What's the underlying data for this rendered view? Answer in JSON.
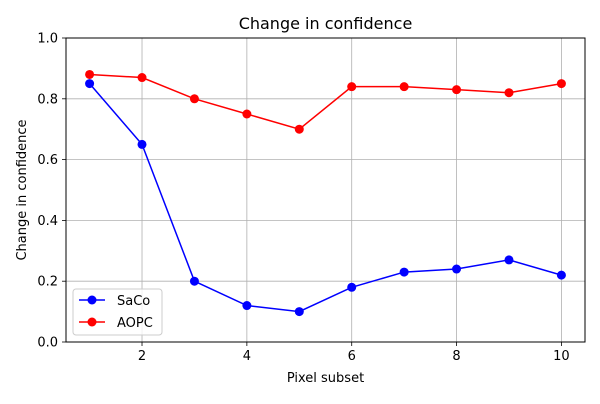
{
  "chart_data": {
    "type": "line",
    "title": "Change in confidence",
    "xlabel": "Pixel subset",
    "ylabel": "Change in confidence",
    "x": [
      1,
      2,
      3,
      4,
      5,
      6,
      7,
      8,
      9,
      10
    ],
    "xlim": [
      0.55,
      10.45
    ],
    "ylim": [
      0.0,
      1.0
    ],
    "xticks": [
      2,
      4,
      6,
      8,
      10
    ],
    "yticks": [
      0.0,
      0.2,
      0.4,
      0.6,
      0.8,
      1.0
    ],
    "xtick_labels": [
      "2",
      "4",
      "6",
      "8",
      "10"
    ],
    "ytick_labels": [
      "0.0",
      "0.2",
      "0.4",
      "0.6",
      "0.8",
      "1.0"
    ],
    "grid": true,
    "legend_position": "lower-left",
    "series": [
      {
        "name": "SaCo",
        "color": "#0000ff",
        "marker": "circle",
        "values": [
          0.85,
          0.65,
          0.2,
          0.12,
          0.1,
          0.18,
          0.23,
          0.24,
          0.27,
          0.22
        ]
      },
      {
        "name": "AOPC",
        "color": "#ff0000",
        "marker": "circle",
        "values": [
          0.88,
          0.87,
          0.8,
          0.75,
          0.7,
          0.84,
          0.84,
          0.83,
          0.82,
          0.85
        ]
      }
    ]
  }
}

**Stated exercise:** Your task is an exact transcription of all the data, minus the pictures.

**Written solution:**
What's the underlying data for this rendered view? Answer in JSON.
{
  "chart_data": {
    "type": "line",
    "title": "Change in confidence",
    "xlabel": "Pixel subset",
    "ylabel": "Change in confidence",
    "x": [
      1,
      2,
      3,
      4,
      5,
      6,
      7,
      8,
      9,
      10
    ],
    "xlim": [
      0.55,
      10.45
    ],
    "ylim": [
      0.0,
      1.0
    ],
    "xticks": [
      2,
      4,
      6,
      8,
      10
    ],
    "yticks": [
      0.0,
      0.2,
      0.4,
      0.6,
      0.8,
      1.0
    ],
    "xtick_labels": [
      "2",
      "4",
      "6",
      "8",
      "10"
    ],
    "ytick_labels": [
      "0.0",
      "0.2",
      "0.4",
      "0.6",
      "0.8",
      "1.0"
    ],
    "grid": true,
    "legend_position": "lower-left",
    "series": [
      {
        "name": "SaCo",
        "color": "#0000ff",
        "marker": "circle",
        "values": [
          0.85,
          0.65,
          0.2,
          0.12,
          0.1,
          0.18,
          0.23,
          0.24,
          0.27,
          0.22
        ]
      },
      {
        "name": "AOPC",
        "color": "#ff0000",
        "marker": "circle",
        "values": [
          0.88,
          0.87,
          0.8,
          0.75,
          0.7,
          0.84,
          0.84,
          0.83,
          0.82,
          0.85
        ]
      }
    ]
  }
}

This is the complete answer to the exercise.